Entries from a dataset
···

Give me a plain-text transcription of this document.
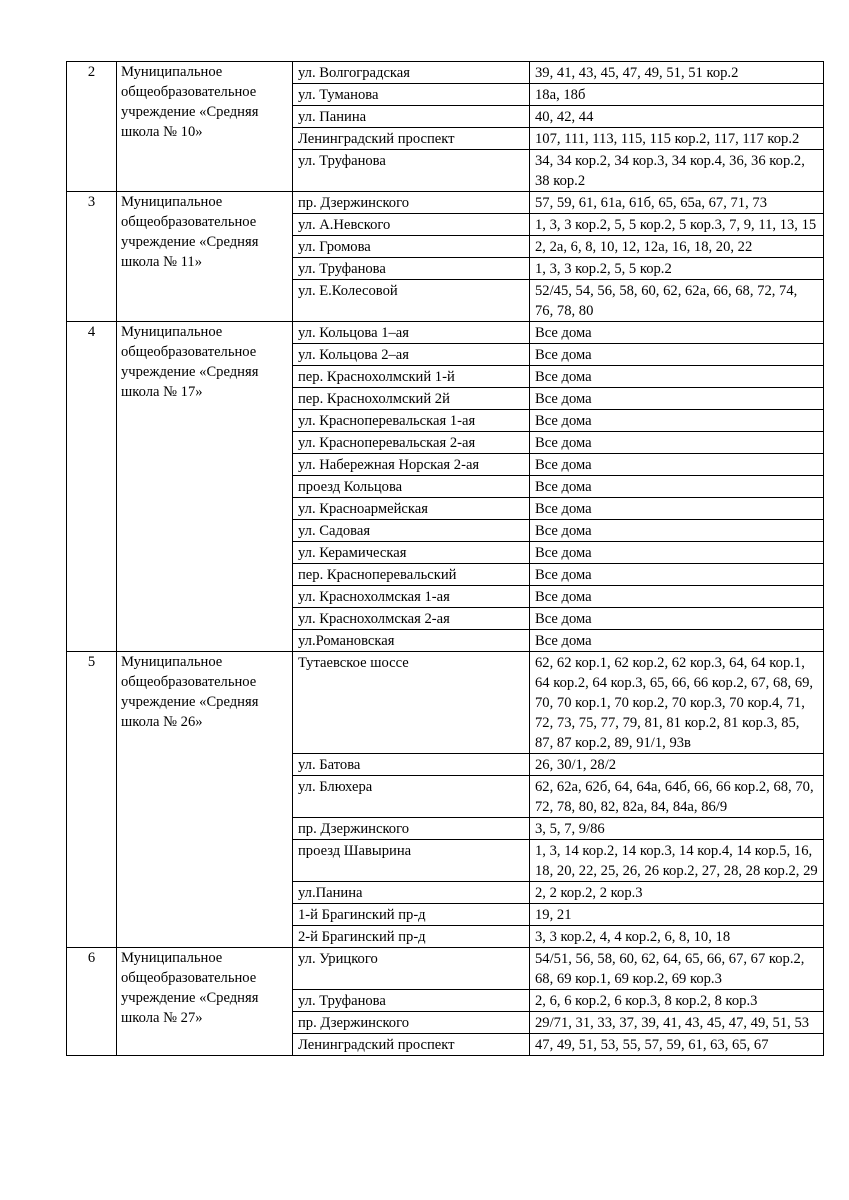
2	Муниципальное общеобразовательное учреждение «Средняя школа № 10»	ул. Волгоградская	39, 41, 43, 45, 47, 49, 51, 51 кор.2
		ул. Туманова	18а, 18б
		ул. Панина	40, 42, 44
		Ленинградский проспект	107, 111, 113, 115, 115 кор.2, 117, 117 кор.2
		ул. Труфанова	34, 34 кор.2, 34 кор.3, 34 кор.4, 36, 36 кор.2, 38 кор.2
3	Муниципальное общеобразовательное учреждение «Средняя школа № 11»	пр. Дзержинского	57, 59, 61, 61а, 61б, 65, 65а, 67, 71, 73
		ул. А.Невского	1, 3, 3 кор.2, 5, 5 кор.2, 5 кор.3, 7, 9, 11, 13, 15
		ул. Громова	2, 2а, 6, 8, 10, 12, 12а, 16, 18, 20, 22
		ул. Труфанова	1, 3, 3 кор.2, 5, 5 кор.2
		ул. Е.Колесовой	52/45, 54, 56, 58, 60, 62, 62а, 66, 68, 72, 74, 76, 78, 80
4	Муниципальное общеобразовательное учреждение «Средняя школа № 17»	ул. Кольцова 1–ая	Все дома
		ул. Кольцова 2–ая	Все дома
		пер. Краснохолмский 1-й	Все дома
		пер. Краснохолмский 2й	Все дома
		ул. Красноперевальская 1-ая	Все дома
		ул. Красноперевальская 2-ая	Все дома
		ул. Набережная Норская 2-ая	Все дома
		проезд Кольцова	Все дома
		ул. Красноармейская	Все дома
		ул. Садовая	Все дома
		ул. Керамическая	Все дома
		пер. Красноперевальский	Все дома
		ул. Краснохолмская 1-ая	Все дома
		ул. Краснохолмская 2-ая	Все дома
		ул.Романовская	Все дома
5	Муниципальное общеобразовательное учреждение «Средняя школа № 26»	Тутаевское шоссе	62, 62 кор.1, 62 кор.2, 62 кор.3, 64, 64 кор.1, 64 кор.2, 64 кор.3, 65, 66, 66 кор.2, 67, 68, 69, 70, 70 кор.1, 70 кор.2, 70 кор.3, 70 кор.4, 71, 72, 73, 75, 77, 79, 81, 81 кор.2, 81 кор.3, 85, 87, 87 кор.2, 89, 91/1, 93в
		ул. Батова	26, 30/1, 28/2
		ул. Блюхера	62, 62а, 62б, 64, 64а, 64б, 66, 66 кор.2, 68, 70, 72, 78, 80, 82, 82а, 84, 84а, 86/9
		пр. Дзержинского	3, 5, 7, 9/86
		проезд Шавырина	1, 3, 14 кор.2, 14 кор.3, 14 кор.4, 14 кор.5, 16, 18, 20, 22, 25, 26, 26 кор.2, 27, 28, 28 кор.2, 29
		ул.Панина	2, 2 кор.2, 2 кор.3
		1-й Брагинский пр-д	19, 21
		2-й Брагинский пр-д	3, 3 кор.2, 4, 4 кор.2, 6, 8, 10, 18
6	Муниципальное общеобразовательное учреждение «Средняя школа № 27»	ул. Урицкого	54/51, 56, 58, 60, 62, 64, 65, 66, 67, 67 кор.2, 68, 69 кор.1, 69 кор.2, 69 кор.3
		ул. Труфанова	2, 6, 6 кор.2, 6 кор.3, 8 кор.2, 8 кор.3
		пр. Дзержинского	29/71, 31, 33, 37, 39, 41, 43, 45, 47, 49, 51, 53
		Ленинградский проспект	47, 49, 51, 53, 55, 57, 59, 61, 63, 65, 67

···

- [Exercise details] Pull every line containing "Краснохолмская" from the data.

- [Exercise response]
		ул. Краснохолмская 1-ая	Все дома
		ул. Краснохолмская 2-ая	Все дома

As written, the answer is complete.